[Collected data entries]
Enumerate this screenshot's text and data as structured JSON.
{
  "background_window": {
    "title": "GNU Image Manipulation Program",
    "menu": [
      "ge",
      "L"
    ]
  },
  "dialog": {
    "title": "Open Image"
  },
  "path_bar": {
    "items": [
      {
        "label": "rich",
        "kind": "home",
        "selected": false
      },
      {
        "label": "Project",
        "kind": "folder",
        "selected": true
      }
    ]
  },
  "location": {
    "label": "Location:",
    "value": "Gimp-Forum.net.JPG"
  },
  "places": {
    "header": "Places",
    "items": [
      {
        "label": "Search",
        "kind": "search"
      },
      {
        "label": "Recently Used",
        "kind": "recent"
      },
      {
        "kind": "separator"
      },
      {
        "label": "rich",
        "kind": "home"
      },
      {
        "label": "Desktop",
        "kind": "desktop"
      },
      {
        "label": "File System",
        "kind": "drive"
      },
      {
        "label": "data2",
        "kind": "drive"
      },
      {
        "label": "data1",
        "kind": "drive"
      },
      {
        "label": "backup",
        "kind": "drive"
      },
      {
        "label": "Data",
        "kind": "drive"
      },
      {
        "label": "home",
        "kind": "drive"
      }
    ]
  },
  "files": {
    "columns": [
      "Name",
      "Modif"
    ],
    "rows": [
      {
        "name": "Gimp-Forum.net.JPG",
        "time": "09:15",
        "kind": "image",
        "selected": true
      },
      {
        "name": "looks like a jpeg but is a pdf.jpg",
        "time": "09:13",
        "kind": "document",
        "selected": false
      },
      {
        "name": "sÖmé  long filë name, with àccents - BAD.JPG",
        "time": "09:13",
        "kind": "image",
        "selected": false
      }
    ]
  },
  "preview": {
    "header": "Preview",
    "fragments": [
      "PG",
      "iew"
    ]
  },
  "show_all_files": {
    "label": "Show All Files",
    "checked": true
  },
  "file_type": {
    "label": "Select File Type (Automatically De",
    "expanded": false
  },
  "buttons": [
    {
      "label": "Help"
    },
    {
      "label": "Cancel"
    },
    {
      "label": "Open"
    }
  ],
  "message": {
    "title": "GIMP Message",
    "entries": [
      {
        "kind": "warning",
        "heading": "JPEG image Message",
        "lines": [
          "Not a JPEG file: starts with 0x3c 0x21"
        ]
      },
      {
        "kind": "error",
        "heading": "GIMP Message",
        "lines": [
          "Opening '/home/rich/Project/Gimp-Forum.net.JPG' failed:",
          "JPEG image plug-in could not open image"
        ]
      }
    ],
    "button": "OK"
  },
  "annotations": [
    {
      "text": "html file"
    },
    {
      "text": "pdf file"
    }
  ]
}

What the exercise asks :: Every entry above needs to be quoted exactly.

Answer to this exercise ::
Enumerate this screenshot's text and data as structured JSON.
{
  "background_window": {
    "title": "GNU Image Manipulation Program",
    "menu": [
      "ge",
      "L"
    ]
  },
  "dialog": {
    "title": "Open Image"
  },
  "path_bar": {
    "items": [
      {
        "label": "rich",
        "kind": "home",
        "selected": false
      },
      {
        "label": "Project",
        "kind": "folder",
        "selected": true
      }
    ]
  },
  "location": {
    "label": "Location:",
    "value": "Gimp-Forum.net.JPG"
  },
  "places": {
    "header": "Places",
    "items": [
      {
        "label": "Search",
        "kind": "search"
      },
      {
        "label": "Recently Used",
        "kind": "recent"
      },
      {
        "kind": "separator"
      },
      {
        "label": "rich",
        "kind": "home"
      },
      {
        "label": "Desktop",
        "kind": "desktop"
      },
      {
        "label": "File System",
        "kind": "drive"
      },
      {
        "label": "data2",
        "kind": "drive"
      },
      {
        "label": "data1",
        "kind": "drive"
      },
      {
        "label": "backup",
        "kind": "drive"
      },
      {
        "label": "Data",
        "kind": "drive"
      },
      {
        "label": "home",
        "kind": "drive"
      }
    ]
  },
  "files": {
    "columns": [
      "Name",
      "Modif"
    ],
    "rows": [
      {
        "name": "Gimp-Forum.net.JPG",
        "time": "09:15",
        "kind": "image",
        "selected": true
      },
      {
        "name": "looks like a jpeg but is a pdf.jpg",
        "time": "09:13",
        "kind": "document",
        "selected": false
      },
      {
        "name": "sÖmé  long filë name, with àccents - BAD.JPG",
        "time": "09:13",
        "kind": "image",
        "selected": false
      }
    ]
  },
  "preview": {
    "header": "Preview",
    "fragments": [
      "PG",
      "iew"
    ]
  },
  "show_all_files": {
    "label": "Show All Files",
    "checked": true
  },
  "file_type": {
    "label": "Select File Type (Automatically De",
    "expanded": false
  },
  "buttons": [
    {
      "label": "Help"
    },
    {
      "label": "Cancel"
    },
    {
      "label": "Open"
    }
  ],
  "message": {
    "title": "GIMP Message",
    "entries": [
      {
        "kind": "warning",
        "heading": "JPEG image Message",
        "lines": [
          "Not a JPEG file: starts with 0x3c 0x21"
        ]
      },
      {
        "kind": "error",
        "heading": "GIMP Message",
        "lines": [
          "Opening '/home/rich/Project/Gimp-Forum.net.JPG' failed:",
          "JPEG image plug-in could not open image"
        ]
      }
    ],
    "button": "OK"
  },
  "annotations": [
    {
      "text": "html file"
    },
    {
      "text": "pdf file"
    }
  ]
}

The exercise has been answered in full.